PROBLEM DESCRIPTION — Search the material for the word "konnte" and report each line where it turns up.

STORED ROWS —
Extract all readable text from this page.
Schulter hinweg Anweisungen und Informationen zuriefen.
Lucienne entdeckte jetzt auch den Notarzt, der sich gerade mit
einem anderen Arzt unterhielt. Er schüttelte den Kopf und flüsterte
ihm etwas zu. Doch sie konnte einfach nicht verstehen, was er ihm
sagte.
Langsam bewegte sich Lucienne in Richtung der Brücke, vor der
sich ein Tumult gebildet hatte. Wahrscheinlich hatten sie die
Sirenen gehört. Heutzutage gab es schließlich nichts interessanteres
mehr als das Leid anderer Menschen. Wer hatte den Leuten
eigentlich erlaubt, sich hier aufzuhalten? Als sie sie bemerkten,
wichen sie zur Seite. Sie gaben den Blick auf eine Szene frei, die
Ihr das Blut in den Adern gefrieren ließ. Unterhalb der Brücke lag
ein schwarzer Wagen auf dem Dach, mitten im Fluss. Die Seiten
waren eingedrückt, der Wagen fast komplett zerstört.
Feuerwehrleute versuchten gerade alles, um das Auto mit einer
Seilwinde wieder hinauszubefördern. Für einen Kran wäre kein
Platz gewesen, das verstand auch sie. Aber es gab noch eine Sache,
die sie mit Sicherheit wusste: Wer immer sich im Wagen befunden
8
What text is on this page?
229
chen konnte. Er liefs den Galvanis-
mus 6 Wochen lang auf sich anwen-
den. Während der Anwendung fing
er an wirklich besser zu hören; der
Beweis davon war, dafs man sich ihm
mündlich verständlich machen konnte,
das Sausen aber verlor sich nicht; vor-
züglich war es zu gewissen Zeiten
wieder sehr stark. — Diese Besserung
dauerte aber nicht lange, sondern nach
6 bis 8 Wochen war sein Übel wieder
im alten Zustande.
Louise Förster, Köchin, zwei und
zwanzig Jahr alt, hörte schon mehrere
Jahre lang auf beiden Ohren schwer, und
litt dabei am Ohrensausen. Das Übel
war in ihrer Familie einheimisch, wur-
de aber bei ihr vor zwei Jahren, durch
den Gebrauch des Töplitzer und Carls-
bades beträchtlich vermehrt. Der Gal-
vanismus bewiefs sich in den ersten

RESULT OF THIS EXERCISE —
ihm etwas zu. Doch sie konnte einfach nicht verstehen, was er ihm
chen konnte. Er liefs den Galvanis-
mündlich verständlich machen konnte,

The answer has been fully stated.